Directions for this task = Transcribe every entry below word for word, but skip the pictures.

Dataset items
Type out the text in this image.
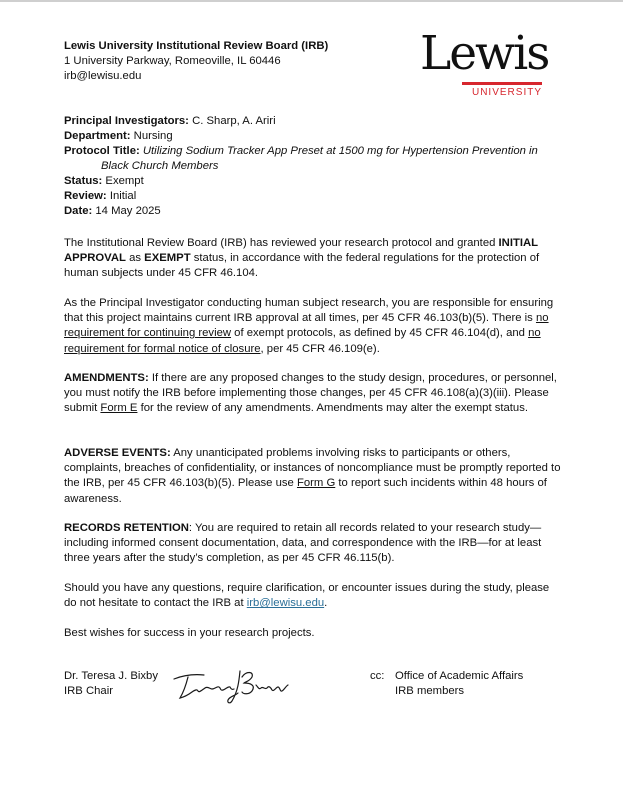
Lewis University Institutional Review Board (IRB)
1 University Parkway, Romeoville, IL 60446
irb@lewisu.edu	Lewis
UNIVERSITY
Principal Investigators: C. Sharp, A. Ariri
Department: Nursing
Protocol Title: Utilizing Sodium Tracker App Preset at 1500 mg for Hypertension Prevention in Black Church Members
Status: Exempt
Review: Initial
Date: 14 May 2025

The Institutional Review Board (IRB) has reviewed your research protocol and granted INITIAL APPROVAL as EXEMPT status, in accordance with the federal regulations for the protection of human subjects under 45 CFR 46.104.

As the Principal Investigator conducting human subject research, you are responsible for ensuring that this project maintains current IRB approval at all times, per 45 CFR 46.103(b)(5). There is no requirement for continuing review of exempt protocols, as defined by 45 CFR 46.104(d), and no requirement for formal notice of closure, per 45 CFR 46.109(e).

AMENDMENTS: If there are any proposed changes to the study design, procedures, or personnel, you must notify the IRB before implementing those changes, per 45 CFR 46.108(a)(3)(iii). Please submit Form E for the review of any amendments. Amendments may alter the exempt status.

ADVERSE EVENTS: Any unanticipated problems involving risks to participants or others, complaints, breaches of confidentiality, or instances of noncompliance must be promptly reported to the IRB, per 45 CFR 46.103(b)(5). Please use Form G to report such incidents within 48 hours of awareness.

RECORDS RETENTION: You are required to retain all records related to your research study—including informed consent documentation, data, and correspondence with the IRB—for at least three years after the study’s completion, as per 45 CFR 46.115(b).

Should you have any questions, require clarification, or encounter issues during the study, please do not hesitate to contact the IRB at irb@lewisu.edu.

Best wishes for success in your research projects.

Dr. Teresa J. Bixby
IRB Chair
cc: Office of Academic Affairs
IRB members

Answer below =
Type out the text in this image.
Lewis University Institutional Review Board (IRB)
1 University Parkway, Romeoville, IL 60446
irb@lewisu.edu	Lewis
UNIVERSITY
Principal Investigators: C. Sharp, A. Ariri
Department: Nursing
Protocol Title: Utilizing Sodium Tracker App Preset at 1500 mg for Hypertension Prevention in Black Church Members
Status: Exempt
Review: Initial
Date: 14 May 2025

The Institutional Review Board (IRB) has reviewed your research protocol and granted INITIAL APPROVAL as EXEMPT status, in accordance with the federal regulations for the protection of human subjects under 45 CFR 46.104.

As the Principal Investigator conducting human subject research, you are responsible for ensuring that this project maintains current IRB approval at all times, per 45 CFR 46.103(b)(5). There is no requirement for continuing review of exempt protocols, as defined by 45 CFR 46.104(d), and no requirement for formal notice of closure, per 45 CFR 46.109(e).

AMENDMENTS: If there are any proposed changes to the study design, procedures, or personnel, you must notify the IRB before implementing those changes, per 45 CFR 46.108(a)(3)(iii). Please submit Form E for the review of any amendments. Amendments may alter the exempt status.

ADVERSE EVENTS: Any unanticipated problems involving risks to participants or others, complaints, breaches of confidentiality, or instances of noncompliance must be promptly reported to the IRB, per 45 CFR 46.103(b)(5). Please use Form G to report such incidents within 48 hours of awareness.

RECORDS RETENTION: You are required to retain all records related to your research study—including informed consent documentation, data, and correspondence with the IRB—for at least three years after the study’s completion, as per 45 CFR 46.115(b).

Should you have any questions, require clarification, or encounter issues during the study, please do not hesitate to contact the IRB at irb@lewisu.edu.

Best wishes for success in your research projects.

Dr. Teresa J. Bixby
IRB Chair
cc: Office of Academic Affairs
IRB members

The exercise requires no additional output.